Your task is to reproduce the material exactly.

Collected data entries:
================================
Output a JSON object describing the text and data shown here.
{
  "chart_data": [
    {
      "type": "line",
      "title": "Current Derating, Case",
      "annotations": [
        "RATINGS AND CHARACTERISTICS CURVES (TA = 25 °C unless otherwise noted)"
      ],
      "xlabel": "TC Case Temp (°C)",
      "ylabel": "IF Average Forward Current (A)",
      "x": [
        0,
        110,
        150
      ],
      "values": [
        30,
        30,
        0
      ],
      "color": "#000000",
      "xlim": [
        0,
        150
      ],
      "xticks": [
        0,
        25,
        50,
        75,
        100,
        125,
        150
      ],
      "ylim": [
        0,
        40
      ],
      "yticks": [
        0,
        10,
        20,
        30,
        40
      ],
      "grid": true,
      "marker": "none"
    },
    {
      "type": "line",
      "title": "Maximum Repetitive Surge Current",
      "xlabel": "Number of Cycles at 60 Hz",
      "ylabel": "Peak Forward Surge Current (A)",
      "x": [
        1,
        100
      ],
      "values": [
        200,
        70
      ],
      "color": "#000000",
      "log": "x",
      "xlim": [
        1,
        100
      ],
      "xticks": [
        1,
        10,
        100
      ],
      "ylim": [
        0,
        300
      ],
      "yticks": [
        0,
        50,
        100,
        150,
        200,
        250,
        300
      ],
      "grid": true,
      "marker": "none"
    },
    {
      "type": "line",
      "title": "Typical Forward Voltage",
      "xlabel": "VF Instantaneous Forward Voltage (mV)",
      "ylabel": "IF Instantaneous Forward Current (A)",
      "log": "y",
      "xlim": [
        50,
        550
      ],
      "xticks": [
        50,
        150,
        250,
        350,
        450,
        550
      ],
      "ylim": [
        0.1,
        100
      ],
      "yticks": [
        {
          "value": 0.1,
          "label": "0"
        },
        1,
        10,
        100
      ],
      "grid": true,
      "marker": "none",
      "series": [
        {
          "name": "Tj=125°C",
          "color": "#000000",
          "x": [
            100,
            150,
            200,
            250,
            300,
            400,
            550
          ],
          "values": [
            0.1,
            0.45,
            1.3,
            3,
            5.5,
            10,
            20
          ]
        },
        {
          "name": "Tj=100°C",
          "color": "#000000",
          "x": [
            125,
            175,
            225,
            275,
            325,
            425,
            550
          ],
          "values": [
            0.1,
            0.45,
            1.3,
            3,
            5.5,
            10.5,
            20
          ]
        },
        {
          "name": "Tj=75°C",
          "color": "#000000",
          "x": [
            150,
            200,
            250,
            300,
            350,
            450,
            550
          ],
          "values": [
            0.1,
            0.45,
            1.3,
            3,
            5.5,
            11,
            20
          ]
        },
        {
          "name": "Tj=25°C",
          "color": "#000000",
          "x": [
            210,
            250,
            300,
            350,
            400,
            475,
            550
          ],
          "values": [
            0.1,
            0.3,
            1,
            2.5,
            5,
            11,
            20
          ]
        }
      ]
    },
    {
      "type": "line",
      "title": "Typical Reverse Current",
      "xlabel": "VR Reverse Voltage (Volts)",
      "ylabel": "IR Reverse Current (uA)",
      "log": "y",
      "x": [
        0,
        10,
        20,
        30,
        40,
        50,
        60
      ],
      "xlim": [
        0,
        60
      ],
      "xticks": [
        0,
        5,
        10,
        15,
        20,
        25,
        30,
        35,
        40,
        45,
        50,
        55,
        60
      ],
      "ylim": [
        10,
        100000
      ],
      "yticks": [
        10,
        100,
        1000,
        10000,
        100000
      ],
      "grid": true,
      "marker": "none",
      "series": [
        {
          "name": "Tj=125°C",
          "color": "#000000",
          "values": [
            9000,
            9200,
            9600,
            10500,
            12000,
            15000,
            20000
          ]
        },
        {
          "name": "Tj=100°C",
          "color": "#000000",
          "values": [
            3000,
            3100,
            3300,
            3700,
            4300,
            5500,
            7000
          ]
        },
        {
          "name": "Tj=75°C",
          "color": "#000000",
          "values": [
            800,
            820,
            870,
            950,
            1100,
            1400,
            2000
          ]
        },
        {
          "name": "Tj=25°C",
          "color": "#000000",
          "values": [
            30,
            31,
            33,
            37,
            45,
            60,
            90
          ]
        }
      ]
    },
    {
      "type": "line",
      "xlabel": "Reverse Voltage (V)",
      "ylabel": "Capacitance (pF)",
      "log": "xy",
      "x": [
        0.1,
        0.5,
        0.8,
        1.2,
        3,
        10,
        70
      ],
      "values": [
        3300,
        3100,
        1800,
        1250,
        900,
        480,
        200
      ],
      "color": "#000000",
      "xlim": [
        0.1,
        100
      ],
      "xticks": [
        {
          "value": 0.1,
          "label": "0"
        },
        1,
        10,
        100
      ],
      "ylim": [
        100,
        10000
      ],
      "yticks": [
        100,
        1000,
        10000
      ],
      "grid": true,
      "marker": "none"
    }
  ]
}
================================
## Response below
Output a JSON object describing the text and data shown here.
{
  "chart_data": [
    {
      "type": "line",
      "title": "Current Derating, Case",
      "annotations": [
        "RATINGS AND CHARACTERISTICS CURVES (TA = 25 °C unless otherwise noted)"
      ],
      "xlabel": "TC Case Temp (°C)",
      "ylabel": "IF Average Forward Current (A)",
      "x": [
        0,
        110,
        150
      ],
      "values": [
        30,
        30,
        0
      ],
      "color": "#000000",
      "xlim": [
        0,
        150
      ],
      "xticks": [
        0,
        25,
        50,
        75,
        100,
        125,
        150
      ],
      "ylim": [
        0,
        40
      ],
      "yticks": [
        0,
        10,
        20,
        30,
        40
      ],
      "grid": true,
      "marker": "none"
    },
    {
      "type": "line",
      "title": "Maximum Repetitive Surge Current",
      "xlabel": "Number of Cycles at 60 Hz",
      "ylabel": "Peak Forward Surge Current (A)",
      "x": [
        1,
        100
      ],
      "values": [
        200,
        70
      ],
      "color": "#000000",
      "log": "x",
      "xlim": [
        1,
        100
      ],
      "xticks": [
        1,
        10,
        100
      ],
      "ylim": [
        0,
        300
      ],
      "yticks": [
        0,
        50,
        100,
        150,
        200,
        250,
        300
      ],
      "grid": true,
      "marker": "none"
    },
    {
      "type": "line",
      "title": "Typical Forward Voltage",
      "xlabel": "VF Instantaneous Forward Voltage (mV)",
      "ylabel": "IF Instantaneous Forward Current (A)",
      "log": "y",
      "xlim": [
        50,
        550
      ],
      "xticks": [
        50,
        150,
        250,
        350,
        450,
        550
      ],
      "ylim": [
        0.1,
        100
      ],
      "yticks": [
        {
          "value": 0.1,
          "label": "0"
        },
        1,
        10,
        100
      ],
      "grid": true,
      "marker": "none",
      "series": [
        {
          "name": "Tj=125°C",
          "color": "#000000",
          "x": [
            100,
            150,
            200,
            250,
            300,
            400,
            550
          ],
          "values": [
            0.1,
            0.45,
            1.3,
            3,
            5.5,
            10,
            20
          ]
        },
        {
          "name": "Tj=100°C",
          "color": "#000000",
          "x": [
            125,
            175,
            225,
            275,
            325,
            425,
            550
          ],
          "values": [
            0.1,
            0.45,
            1.3,
            3,
            5.5,
            10.5,
            20
          ]
        },
        {
          "name": "Tj=75°C",
          "color": "#000000",
          "x": [
            150,
            200,
            250,
            300,
            350,
            450,
            550
          ],
          "values": [
            0.1,
            0.45,
            1.3,
            3,
            5.5,
            11,
            20
          ]
        },
        {
          "name": "Tj=25°C",
          "color": "#000000",
          "x": [
            210,
            250,
            300,
            350,
            400,
            475,
            550
          ],
          "values": [
            0.1,
            0.3,
            1,
            2.5,
            5,
            11,
            20
          ]
        }
      ]
    },
    {
      "type": "line",
      "title": "Typical Reverse Current",
      "xlabel": "VR Reverse Voltage (Volts)",
      "ylabel": "IR Reverse Current (uA)",
      "log": "y",
      "x": [
        0,
        10,
        20,
        30,
        40,
        50,
        60
      ],
      "xlim": [
        0,
        60
      ],
      "xticks": [
        0,
        5,
        10,
        15,
        20,
        25,
        30,
        35,
        40,
        45,
        50,
        55,
        60
      ],
      "ylim": [
        10,
        100000
      ],
      "yticks": [
        10,
        100,
        1000,
        10000,
        100000
      ],
      "grid": true,
      "marker": "none",
      "series": [
        {
          "name": "Tj=125°C",
          "color": "#000000",
          "values": [
            9000,
            9200,
            9600,
            10500,
            12000,
            15000,
            20000
          ]
        },
        {
          "name": "Tj=100°C",
          "color": "#000000",
          "values": [
            3000,
            3100,
            3300,
            3700,
            4300,
            5500,
            7000
          ]
        },
        {
          "name": "Tj=75°C",
          "color": "#000000",
          "values": [
            800,
            820,
            870,
            950,
            1100,
            1400,
            2000
          ]
        },
        {
          "name": "Tj=25°C",
          "color": "#000000",
          "values": [
            30,
            31,
            33,
            37,
            45,
            60,
            90
          ]
        }
      ]
    },
    {
      "type": "line",
      "xlabel": "Reverse Voltage (V)",
      "ylabel": "Capacitance (pF)",
      "log": "xy",
      "x": [
        0.1,
        0.5,
        0.8,
        1.2,
        3,
        10,
        70
      ],
      "values": [
        3300,
        3100,
        1800,
        1250,
        900,
        480,
        200
      ],
      "color": "#000000",
      "xlim": [
        0.1,
        100
      ],
      "xticks": [
        {
          "value": 0.1,
          "label": "0"
        },
        1,
        10,
        100
      ],
      "ylim": [
        100,
        10000
      ],
      "yticks": [
        100,
        1000,
        10000
      ],
      "grid": true,
      "marker": "none"
    }
  ]
}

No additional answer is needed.